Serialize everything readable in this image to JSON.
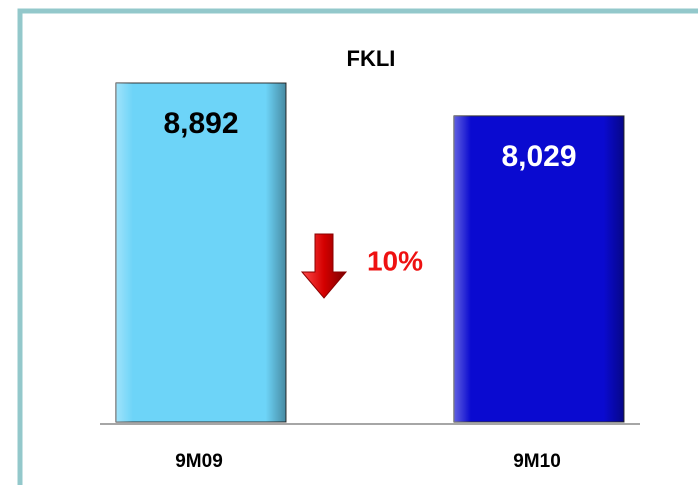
{
  "chart_data": {
    "type": "bar",
    "title": "FKLI",
    "categories": [
      "9M09",
      "9M10"
    ],
    "values": [
      8892,
      8029
    ],
    "value_labels": [
      "8,892",
      "8,029"
    ],
    "colors": [
      "#6dd4f8",
      "#0a0ad0"
    ],
    "label_colors": [
      "#000000",
      "#ffffff"
    ],
    "annotation": "10%"
  }
}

WHAT THE TASK REQUIRES
Leave out the pictures and give the rest of the records again exactly.

EXPECTED ANSWER
Serialize everything readable in this image to JSON.
{
  "chart_data": {
    "type": "bar",
    "title": "FKLI",
    "categories": [
      "9M09",
      "9M10"
    ],
    "values": [
      8892,
      8029
    ],
    "value_labels": [
      "8,892",
      "8,029"
    ],
    "colors": [
      "#6dd4f8",
      "#0a0ad0"
    ],
    "label_colors": [
      "#000000",
      "#ffffff"
    ],
    "annotation": "10%"
  }
}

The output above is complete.